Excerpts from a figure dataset
################

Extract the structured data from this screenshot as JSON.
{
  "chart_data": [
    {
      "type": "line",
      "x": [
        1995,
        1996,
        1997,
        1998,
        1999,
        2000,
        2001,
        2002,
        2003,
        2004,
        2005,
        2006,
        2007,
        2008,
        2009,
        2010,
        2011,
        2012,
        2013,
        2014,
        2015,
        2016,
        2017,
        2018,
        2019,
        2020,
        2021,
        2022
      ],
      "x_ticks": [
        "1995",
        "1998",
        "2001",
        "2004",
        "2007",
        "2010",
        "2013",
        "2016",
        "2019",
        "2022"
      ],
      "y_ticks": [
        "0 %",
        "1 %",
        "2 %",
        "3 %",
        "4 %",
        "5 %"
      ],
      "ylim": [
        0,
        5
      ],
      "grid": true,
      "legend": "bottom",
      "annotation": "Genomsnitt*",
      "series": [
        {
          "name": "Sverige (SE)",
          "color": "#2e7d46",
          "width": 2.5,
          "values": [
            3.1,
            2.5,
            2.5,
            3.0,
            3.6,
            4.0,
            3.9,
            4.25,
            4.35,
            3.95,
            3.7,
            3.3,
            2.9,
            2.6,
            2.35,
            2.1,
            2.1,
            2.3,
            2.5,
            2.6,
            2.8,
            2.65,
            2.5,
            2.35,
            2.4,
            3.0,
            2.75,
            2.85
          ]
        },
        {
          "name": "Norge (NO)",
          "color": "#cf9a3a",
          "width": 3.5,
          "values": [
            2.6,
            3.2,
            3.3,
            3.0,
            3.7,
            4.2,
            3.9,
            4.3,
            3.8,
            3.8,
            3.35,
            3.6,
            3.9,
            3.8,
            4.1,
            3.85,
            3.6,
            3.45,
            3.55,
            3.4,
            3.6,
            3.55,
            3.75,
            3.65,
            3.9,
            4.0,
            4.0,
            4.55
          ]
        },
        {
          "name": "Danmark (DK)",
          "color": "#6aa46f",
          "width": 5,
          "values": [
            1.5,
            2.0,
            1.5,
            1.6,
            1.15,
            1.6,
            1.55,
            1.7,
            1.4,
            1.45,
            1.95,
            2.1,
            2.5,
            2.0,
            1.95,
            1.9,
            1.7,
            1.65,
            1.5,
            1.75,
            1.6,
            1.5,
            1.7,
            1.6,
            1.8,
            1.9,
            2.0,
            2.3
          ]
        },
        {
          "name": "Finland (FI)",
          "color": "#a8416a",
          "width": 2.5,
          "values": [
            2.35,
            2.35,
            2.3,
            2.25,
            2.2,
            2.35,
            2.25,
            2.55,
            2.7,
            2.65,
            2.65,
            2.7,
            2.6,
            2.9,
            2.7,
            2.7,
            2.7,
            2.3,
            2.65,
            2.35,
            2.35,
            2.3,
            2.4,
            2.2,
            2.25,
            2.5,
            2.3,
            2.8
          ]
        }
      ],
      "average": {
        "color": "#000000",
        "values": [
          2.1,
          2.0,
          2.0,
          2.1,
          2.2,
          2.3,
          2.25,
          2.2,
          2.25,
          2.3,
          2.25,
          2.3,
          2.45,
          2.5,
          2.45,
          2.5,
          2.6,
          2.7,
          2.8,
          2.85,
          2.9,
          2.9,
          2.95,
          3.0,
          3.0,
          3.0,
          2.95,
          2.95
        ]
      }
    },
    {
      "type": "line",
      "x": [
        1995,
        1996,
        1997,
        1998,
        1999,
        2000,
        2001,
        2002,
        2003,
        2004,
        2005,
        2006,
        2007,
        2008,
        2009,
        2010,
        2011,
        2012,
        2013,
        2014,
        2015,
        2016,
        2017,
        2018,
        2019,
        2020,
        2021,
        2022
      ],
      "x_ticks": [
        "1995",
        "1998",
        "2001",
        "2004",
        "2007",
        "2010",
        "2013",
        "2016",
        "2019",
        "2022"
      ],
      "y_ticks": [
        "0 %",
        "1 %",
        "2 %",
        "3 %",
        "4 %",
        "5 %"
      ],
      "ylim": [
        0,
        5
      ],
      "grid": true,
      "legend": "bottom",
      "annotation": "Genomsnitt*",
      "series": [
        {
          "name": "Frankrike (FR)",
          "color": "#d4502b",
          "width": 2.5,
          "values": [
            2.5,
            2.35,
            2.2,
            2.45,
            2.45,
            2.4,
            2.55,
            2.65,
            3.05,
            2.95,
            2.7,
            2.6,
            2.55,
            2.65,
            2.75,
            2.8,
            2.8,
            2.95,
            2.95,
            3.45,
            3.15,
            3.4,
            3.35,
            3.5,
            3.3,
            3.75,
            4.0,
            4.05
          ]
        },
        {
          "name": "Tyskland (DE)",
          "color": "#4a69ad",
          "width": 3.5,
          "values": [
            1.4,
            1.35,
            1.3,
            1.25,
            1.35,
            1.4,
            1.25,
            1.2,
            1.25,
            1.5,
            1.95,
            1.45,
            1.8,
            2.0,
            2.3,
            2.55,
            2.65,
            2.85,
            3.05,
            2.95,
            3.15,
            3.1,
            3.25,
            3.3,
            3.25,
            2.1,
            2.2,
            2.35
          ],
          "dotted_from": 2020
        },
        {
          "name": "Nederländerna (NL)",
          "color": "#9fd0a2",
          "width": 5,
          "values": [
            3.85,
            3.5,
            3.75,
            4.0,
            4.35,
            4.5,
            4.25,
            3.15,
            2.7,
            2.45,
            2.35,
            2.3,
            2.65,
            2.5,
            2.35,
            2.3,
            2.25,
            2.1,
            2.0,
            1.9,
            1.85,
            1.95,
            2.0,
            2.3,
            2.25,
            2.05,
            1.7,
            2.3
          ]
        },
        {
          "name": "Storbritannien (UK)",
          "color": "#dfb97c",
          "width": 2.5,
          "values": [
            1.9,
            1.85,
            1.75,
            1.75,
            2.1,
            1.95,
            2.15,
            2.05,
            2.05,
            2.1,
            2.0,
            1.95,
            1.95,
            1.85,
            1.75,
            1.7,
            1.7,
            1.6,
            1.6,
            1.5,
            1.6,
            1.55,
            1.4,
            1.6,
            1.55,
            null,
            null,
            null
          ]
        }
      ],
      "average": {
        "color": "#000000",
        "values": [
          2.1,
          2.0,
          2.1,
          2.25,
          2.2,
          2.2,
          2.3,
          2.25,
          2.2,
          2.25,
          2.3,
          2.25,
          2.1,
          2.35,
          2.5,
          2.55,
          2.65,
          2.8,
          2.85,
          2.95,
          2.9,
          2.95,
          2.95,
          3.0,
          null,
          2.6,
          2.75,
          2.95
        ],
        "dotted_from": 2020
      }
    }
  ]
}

################

### Requirement
Word for word, write out the data.

### Response for this exercise
Extract the structured data from this screenshot as JSON.
{
  "chart_data": [
    {
      "type": "line",
      "x": [
        1995,
        1996,
        1997,
        1998,
        1999,
        2000,
        2001,
        2002,
        2003,
        2004,
        2005,
        2006,
        2007,
        2008,
        2009,
        2010,
        2011,
        2012,
        2013,
        2014,
        2015,
        2016,
        2017,
        2018,
        2019,
        2020,
        2021,
        2022
      ],
      "x_ticks": [
        "1995",
        "1998",
        "2001",
        "2004",
        "2007",
        "2010",
        "2013",
        "2016",
        "2019",
        "2022"
      ],
      "y_ticks": [
        "0 %",
        "1 %",
        "2 %",
        "3 %",
        "4 %",
        "5 %"
      ],
      "ylim": [
        0,
        5
      ],
      "grid": true,
      "legend": "bottom",
      "annotation": "Genomsnitt*",
      "series": [
        {
          "name": "Sverige (SE)",
          "color": "#2e7d46",
          "width": 2.5,
          "values": [
            3.1,
            2.5,
            2.5,
            3.0,
            3.6,
            4.0,
            3.9,
            4.25,
            4.35,
            3.95,
            3.7,
            3.3,
            2.9,
            2.6,
            2.35,
            2.1,
            2.1,
            2.3,
            2.5,
            2.6,
            2.8,
            2.65,
            2.5,
            2.35,
            2.4,
            3.0,
            2.75,
            2.85
          ]
        },
        {
          "name": "Norge (NO)",
          "color": "#cf9a3a",
          "width": 3.5,
          "values": [
            2.6,
            3.2,
            3.3,
            3.0,
            3.7,
            4.2,
            3.9,
            4.3,
            3.8,
            3.8,
            3.35,
            3.6,
            3.9,
            3.8,
            4.1,
            3.85,
            3.6,
            3.45,
            3.55,
            3.4,
            3.6,
            3.55,
            3.75,
            3.65,
            3.9,
            4.0,
            4.0,
            4.55
          ]
        },
        {
          "name": "Danmark (DK)",
          "color": "#6aa46f",
          "width": 5,
          "values": [
            1.5,
            2.0,
            1.5,
            1.6,
            1.15,
            1.6,
            1.55,
            1.7,
            1.4,
            1.45,
            1.95,
            2.1,
            2.5,
            2.0,
            1.95,
            1.9,
            1.7,
            1.65,
            1.5,
            1.75,
            1.6,
            1.5,
            1.7,
            1.6,
            1.8,
            1.9,
            2.0,
            2.3
          ]
        },
        {
          "name": "Finland (FI)",
          "color": "#a8416a",
          "width": 2.5,
          "values": [
            2.35,
            2.35,
            2.3,
            2.25,
            2.2,
            2.35,
            2.25,
            2.55,
            2.7,
            2.65,
            2.65,
            2.7,
            2.6,
            2.9,
            2.7,
            2.7,
            2.7,
            2.3,
            2.65,
            2.35,
            2.35,
            2.3,
            2.4,
            2.2,
            2.25,
            2.5,
            2.3,
            2.8
          ]
        }
      ],
      "average": {
        "color": "#000000",
        "values": [
          2.1,
          2.0,
          2.0,
          2.1,
          2.2,
          2.3,
          2.25,
          2.2,
          2.25,
          2.3,
          2.25,
          2.3,
          2.45,
          2.5,
          2.45,
          2.5,
          2.6,
          2.7,
          2.8,
          2.85,
          2.9,
          2.9,
          2.95,
          3.0,
          3.0,
          3.0,
          2.95,
          2.95
        ]
      }
    },
    {
      "type": "line",
      "x": [
        1995,
        1996,
        1997,
        1998,
        1999,
        2000,
        2001,
        2002,
        2003,
        2004,
        2005,
        2006,
        2007,
        2008,
        2009,
        2010,
        2011,
        2012,
        2013,
        2014,
        2015,
        2016,
        2017,
        2018,
        2019,
        2020,
        2021,
        2022
      ],
      "x_ticks": [
        "1995",
        "1998",
        "2001",
        "2004",
        "2007",
        "2010",
        "2013",
        "2016",
        "2019",
        "2022"
      ],
      "y_ticks": [
        "0 %",
        "1 %",
        "2 %",
        "3 %",
        "4 %",
        "5 %"
      ],
      "ylim": [
        0,
        5
      ],
      "grid": true,
      "legend": "bottom",
      "annotation": "Genomsnitt*",
      "series": [
        {
          "name": "Frankrike (FR)",
          "color": "#d4502b",
          "width": 2.5,
          "values": [
            2.5,
            2.35,
            2.2,
            2.45,
            2.45,
            2.4,
            2.55,
            2.65,
            3.05,
            2.95,
            2.7,
            2.6,
            2.55,
            2.65,
            2.75,
            2.8,
            2.8,
            2.95,
            2.95,
            3.45,
            3.15,
            3.4,
            3.35,
            3.5,
            3.3,
            3.75,
            4.0,
            4.05
          ]
        },
        {
          "name": "Tyskland (DE)",
          "color": "#4a69ad",
          "width": 3.5,
          "values": [
            1.4,
            1.35,
            1.3,
            1.25,
            1.35,
            1.4,
            1.25,
            1.2,
            1.25,
            1.5,
            1.95,
            1.45,
            1.8,
            2.0,
            2.3,
            2.55,
            2.65,
            2.85,
            3.05,
            2.95,
            3.15,
            3.1,
            3.25,
            3.3,
            3.25,
            2.1,
            2.2,
            2.35
          ],
          "dotted_from": 2020
        },
        {
          "name": "Nederländerna (NL)",
          "color": "#9fd0a2",
          "width": 5,
          "values": [
            3.85,
            3.5,
            3.75,
            4.0,
            4.35,
            4.5,
            4.25,
            3.15,
            2.7,
            2.45,
            2.35,
            2.3,
            2.65,
            2.5,
            2.35,
            2.3,
            2.25,
            2.1,
            2.0,
            1.9,
            1.85,
            1.95,
            2.0,
            2.3,
            2.25,
            2.05,
            1.7,
            2.3
          ]
        },
        {
          "name": "Storbritannien (UK)",
          "color": "#dfb97c",
          "width": 2.5,
          "values": [
            1.9,
            1.85,
            1.75,
            1.75,
            2.1,
            1.95,
            2.15,
            2.05,
            2.05,
            2.1,
            2.0,
            1.95,
            1.95,
            1.85,
            1.75,
            1.7,
            1.7,
            1.6,
            1.6,
            1.5,
            1.6,
            1.55,
            1.4,
            1.6,
            1.55,
            null,
            null,
            null
          ]
        }
      ],
      "average": {
        "color": "#000000",
        "values": [
          2.1,
          2.0,
          2.1,
          2.25,
          2.2,
          2.2,
          2.3,
          2.25,
          2.2,
          2.25,
          2.3,
          2.25,
          2.1,
          2.35,
          2.5,
          2.55,
          2.65,
          2.8,
          2.85,
          2.95,
          2.9,
          2.95,
          2.95,
          3.0,
          null,
          2.6,
          2.75,
          2.95
        ],
        "dotted_from": 2020
      }
    }
  ]
}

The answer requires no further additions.